Dataset entries on figures:
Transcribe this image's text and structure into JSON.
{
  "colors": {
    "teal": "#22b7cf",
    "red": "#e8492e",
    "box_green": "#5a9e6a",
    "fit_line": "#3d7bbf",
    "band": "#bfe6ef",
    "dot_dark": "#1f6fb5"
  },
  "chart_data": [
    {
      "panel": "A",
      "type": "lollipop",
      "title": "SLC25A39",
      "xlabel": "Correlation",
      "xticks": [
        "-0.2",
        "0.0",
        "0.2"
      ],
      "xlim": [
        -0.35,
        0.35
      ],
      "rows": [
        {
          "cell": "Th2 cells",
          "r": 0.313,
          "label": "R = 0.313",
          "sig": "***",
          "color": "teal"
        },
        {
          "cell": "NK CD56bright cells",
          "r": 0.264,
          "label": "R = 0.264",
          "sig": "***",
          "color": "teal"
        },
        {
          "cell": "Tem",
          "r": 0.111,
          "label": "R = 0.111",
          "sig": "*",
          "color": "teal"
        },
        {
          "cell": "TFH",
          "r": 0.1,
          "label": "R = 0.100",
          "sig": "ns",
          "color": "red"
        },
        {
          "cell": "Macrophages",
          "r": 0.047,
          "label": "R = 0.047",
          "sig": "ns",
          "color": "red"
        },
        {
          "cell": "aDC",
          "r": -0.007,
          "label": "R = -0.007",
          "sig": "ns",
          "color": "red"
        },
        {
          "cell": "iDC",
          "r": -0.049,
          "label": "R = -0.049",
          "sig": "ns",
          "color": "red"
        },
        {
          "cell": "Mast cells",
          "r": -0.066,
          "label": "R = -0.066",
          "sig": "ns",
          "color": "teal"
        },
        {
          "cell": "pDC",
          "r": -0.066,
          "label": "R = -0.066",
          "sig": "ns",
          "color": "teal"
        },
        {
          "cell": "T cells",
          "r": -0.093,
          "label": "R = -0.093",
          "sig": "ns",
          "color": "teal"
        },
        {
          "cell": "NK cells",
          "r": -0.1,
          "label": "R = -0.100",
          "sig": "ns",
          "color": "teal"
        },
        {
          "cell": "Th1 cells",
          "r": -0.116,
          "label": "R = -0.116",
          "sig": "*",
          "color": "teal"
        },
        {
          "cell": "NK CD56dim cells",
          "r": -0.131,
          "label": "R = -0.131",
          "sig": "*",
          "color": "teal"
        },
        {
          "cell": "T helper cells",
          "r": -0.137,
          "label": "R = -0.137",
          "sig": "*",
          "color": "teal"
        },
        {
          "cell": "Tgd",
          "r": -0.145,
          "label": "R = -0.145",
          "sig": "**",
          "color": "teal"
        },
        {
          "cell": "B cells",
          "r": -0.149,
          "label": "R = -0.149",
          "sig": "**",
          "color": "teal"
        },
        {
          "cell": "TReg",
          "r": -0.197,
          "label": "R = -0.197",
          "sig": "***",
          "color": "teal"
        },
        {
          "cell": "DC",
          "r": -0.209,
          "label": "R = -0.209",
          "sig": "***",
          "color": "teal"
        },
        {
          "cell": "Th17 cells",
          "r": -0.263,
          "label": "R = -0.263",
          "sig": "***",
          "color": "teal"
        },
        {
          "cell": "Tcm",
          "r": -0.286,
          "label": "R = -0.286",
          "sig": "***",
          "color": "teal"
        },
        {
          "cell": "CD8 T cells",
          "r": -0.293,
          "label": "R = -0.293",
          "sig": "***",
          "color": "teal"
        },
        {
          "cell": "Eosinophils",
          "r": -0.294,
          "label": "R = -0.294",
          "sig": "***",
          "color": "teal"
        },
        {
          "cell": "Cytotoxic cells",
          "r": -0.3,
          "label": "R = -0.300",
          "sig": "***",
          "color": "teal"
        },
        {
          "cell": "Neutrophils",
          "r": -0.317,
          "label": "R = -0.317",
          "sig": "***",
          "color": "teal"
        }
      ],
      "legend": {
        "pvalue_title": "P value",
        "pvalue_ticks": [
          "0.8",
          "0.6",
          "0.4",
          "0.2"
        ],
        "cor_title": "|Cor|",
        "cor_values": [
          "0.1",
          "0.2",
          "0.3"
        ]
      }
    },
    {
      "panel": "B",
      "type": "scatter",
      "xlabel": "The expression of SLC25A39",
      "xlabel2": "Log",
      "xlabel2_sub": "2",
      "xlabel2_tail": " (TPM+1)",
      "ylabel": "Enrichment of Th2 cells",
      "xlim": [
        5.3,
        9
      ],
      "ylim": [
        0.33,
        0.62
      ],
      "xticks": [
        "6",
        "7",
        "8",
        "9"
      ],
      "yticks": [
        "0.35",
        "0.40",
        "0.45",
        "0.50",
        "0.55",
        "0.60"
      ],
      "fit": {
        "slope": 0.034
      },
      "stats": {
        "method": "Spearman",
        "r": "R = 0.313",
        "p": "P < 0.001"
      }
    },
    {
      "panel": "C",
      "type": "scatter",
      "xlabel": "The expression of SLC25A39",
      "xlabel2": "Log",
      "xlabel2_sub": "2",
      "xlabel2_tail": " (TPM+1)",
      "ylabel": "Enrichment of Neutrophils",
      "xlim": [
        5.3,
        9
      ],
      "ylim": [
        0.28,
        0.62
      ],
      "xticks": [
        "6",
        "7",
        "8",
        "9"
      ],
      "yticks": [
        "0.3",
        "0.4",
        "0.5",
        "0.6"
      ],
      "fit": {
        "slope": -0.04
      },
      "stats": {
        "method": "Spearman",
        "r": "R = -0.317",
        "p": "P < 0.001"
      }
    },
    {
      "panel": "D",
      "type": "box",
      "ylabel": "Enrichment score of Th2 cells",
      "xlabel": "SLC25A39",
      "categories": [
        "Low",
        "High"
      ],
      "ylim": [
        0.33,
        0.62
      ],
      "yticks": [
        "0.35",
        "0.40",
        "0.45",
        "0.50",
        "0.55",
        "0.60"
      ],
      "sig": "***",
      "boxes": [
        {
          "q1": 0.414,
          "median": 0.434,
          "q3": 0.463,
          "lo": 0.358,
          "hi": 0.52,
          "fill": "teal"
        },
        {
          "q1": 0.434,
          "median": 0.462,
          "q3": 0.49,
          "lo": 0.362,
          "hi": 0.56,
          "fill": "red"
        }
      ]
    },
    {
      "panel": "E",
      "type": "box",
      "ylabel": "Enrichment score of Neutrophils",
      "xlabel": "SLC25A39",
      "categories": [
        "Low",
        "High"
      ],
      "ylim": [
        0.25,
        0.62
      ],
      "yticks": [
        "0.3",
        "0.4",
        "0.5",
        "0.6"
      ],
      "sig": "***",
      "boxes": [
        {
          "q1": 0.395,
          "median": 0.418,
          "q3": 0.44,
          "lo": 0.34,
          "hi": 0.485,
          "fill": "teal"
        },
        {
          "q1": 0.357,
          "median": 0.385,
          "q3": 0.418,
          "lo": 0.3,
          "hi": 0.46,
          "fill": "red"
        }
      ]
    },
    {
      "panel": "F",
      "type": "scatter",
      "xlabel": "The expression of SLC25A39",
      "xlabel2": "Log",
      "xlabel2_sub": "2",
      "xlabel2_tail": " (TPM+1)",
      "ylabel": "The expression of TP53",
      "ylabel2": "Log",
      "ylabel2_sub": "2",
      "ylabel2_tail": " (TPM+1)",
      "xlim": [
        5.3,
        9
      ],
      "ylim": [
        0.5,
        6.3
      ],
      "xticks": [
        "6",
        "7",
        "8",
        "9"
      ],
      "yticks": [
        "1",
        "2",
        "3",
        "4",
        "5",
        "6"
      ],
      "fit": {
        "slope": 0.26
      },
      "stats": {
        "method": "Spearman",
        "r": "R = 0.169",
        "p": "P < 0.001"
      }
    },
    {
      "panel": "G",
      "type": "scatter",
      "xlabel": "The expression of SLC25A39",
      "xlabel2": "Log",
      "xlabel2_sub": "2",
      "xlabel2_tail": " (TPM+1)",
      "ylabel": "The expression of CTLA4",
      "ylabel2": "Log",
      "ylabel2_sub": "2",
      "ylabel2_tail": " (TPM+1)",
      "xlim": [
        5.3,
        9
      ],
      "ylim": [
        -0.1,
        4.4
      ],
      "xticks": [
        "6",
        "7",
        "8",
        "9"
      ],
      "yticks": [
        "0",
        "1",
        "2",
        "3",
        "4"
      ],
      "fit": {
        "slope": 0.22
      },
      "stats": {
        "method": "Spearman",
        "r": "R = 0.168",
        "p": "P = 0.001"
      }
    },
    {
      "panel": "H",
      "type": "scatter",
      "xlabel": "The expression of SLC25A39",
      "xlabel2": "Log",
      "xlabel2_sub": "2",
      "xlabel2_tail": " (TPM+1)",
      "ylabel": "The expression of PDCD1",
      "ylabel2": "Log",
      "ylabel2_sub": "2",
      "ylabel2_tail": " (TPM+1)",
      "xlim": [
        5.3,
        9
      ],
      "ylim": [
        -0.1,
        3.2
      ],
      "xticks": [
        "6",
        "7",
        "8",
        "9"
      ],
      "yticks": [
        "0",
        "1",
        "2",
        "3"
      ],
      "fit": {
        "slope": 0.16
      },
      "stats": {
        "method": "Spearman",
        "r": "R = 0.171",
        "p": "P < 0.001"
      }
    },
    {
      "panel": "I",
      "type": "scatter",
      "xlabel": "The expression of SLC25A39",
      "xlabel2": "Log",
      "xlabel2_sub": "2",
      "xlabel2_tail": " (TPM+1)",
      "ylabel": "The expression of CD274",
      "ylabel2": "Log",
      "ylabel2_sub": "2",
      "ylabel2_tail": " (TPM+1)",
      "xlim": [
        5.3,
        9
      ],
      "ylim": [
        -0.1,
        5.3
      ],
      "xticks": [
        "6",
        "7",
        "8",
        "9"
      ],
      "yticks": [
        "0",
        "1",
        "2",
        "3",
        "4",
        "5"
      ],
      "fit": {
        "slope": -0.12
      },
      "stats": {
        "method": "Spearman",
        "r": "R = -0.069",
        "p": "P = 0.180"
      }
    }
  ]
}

*Problem to solve*: Track down every line in the entries that includes the string "panel", and copy it.

*Exercise response*:
      "panel": "A",
      "panel": "B",
      "panel": "C",
      "panel": "D",
      "panel": "E",
      "panel": "F",
      "panel": "G",
      "panel": "H",
      "panel": "I",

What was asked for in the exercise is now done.